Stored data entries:
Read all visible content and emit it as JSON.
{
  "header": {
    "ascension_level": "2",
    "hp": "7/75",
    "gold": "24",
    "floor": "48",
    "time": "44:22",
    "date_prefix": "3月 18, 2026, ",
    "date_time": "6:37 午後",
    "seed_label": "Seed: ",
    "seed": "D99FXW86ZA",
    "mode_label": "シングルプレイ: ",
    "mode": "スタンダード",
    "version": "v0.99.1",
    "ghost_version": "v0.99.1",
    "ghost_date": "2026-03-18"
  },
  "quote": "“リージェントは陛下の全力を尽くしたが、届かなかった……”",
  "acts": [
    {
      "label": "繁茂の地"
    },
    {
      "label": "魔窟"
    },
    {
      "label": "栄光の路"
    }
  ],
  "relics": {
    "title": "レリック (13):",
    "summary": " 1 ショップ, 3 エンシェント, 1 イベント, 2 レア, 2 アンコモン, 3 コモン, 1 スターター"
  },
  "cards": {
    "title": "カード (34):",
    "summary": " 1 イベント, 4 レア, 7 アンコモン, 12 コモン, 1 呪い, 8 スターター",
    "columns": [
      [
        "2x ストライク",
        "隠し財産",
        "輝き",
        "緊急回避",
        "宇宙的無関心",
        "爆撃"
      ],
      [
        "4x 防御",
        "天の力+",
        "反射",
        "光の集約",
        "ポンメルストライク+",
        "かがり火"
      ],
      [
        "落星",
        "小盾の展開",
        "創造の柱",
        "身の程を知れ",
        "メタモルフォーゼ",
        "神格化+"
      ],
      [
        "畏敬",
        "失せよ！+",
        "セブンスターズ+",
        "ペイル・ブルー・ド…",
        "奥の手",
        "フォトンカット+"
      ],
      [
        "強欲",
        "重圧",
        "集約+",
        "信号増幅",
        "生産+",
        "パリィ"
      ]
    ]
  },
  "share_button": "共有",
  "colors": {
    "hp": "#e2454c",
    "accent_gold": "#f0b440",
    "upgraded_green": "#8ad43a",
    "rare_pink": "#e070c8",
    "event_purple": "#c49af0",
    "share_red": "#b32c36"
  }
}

...

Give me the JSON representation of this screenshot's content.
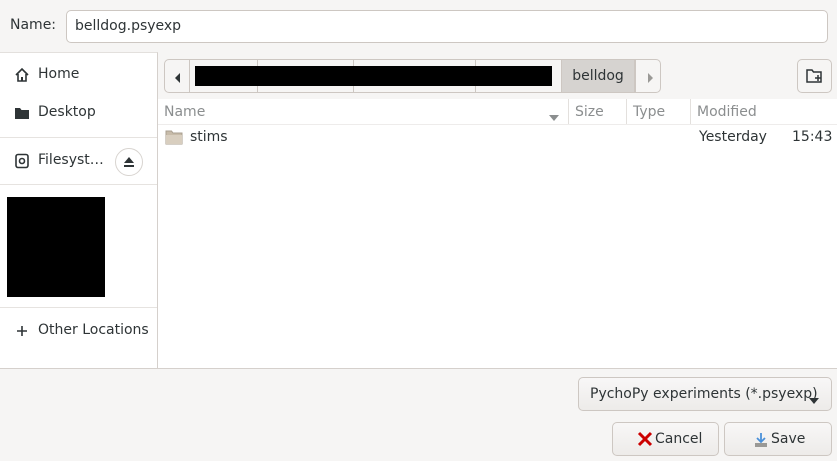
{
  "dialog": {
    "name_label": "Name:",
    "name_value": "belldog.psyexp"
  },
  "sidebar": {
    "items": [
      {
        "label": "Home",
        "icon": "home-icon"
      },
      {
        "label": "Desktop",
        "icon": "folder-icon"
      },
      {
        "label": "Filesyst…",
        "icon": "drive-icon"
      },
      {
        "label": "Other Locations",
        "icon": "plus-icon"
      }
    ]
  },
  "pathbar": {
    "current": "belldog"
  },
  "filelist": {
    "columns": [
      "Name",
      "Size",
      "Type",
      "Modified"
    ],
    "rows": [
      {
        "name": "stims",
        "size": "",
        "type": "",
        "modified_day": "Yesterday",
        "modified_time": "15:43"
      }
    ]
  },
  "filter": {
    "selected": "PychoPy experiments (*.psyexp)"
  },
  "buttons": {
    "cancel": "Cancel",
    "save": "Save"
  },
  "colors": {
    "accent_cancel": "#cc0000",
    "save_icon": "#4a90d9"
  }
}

==

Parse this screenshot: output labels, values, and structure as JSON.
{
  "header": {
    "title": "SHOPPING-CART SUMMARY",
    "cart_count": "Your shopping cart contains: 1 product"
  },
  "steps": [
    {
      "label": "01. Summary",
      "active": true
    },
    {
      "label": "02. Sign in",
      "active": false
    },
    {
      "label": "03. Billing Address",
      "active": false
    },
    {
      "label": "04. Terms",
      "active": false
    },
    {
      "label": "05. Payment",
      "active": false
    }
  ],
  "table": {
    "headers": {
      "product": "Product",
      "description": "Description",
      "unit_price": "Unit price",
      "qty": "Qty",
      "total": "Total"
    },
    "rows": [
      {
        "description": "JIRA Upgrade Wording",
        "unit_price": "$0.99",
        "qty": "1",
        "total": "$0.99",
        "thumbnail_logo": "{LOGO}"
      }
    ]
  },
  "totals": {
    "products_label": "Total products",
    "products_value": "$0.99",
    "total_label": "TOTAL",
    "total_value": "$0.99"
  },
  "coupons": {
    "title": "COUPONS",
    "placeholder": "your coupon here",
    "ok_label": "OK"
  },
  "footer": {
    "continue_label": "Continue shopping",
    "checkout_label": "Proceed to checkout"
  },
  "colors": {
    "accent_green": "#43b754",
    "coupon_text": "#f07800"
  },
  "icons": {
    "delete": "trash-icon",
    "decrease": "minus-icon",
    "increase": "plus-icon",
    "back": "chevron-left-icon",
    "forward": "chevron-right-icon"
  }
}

- **Task requirements**:
Pull out all lines containing "this".

- **Result**:
Give me the JSON representation of this screenshot's content.
Parse this screenshot: output labels, values, and structure as JSON.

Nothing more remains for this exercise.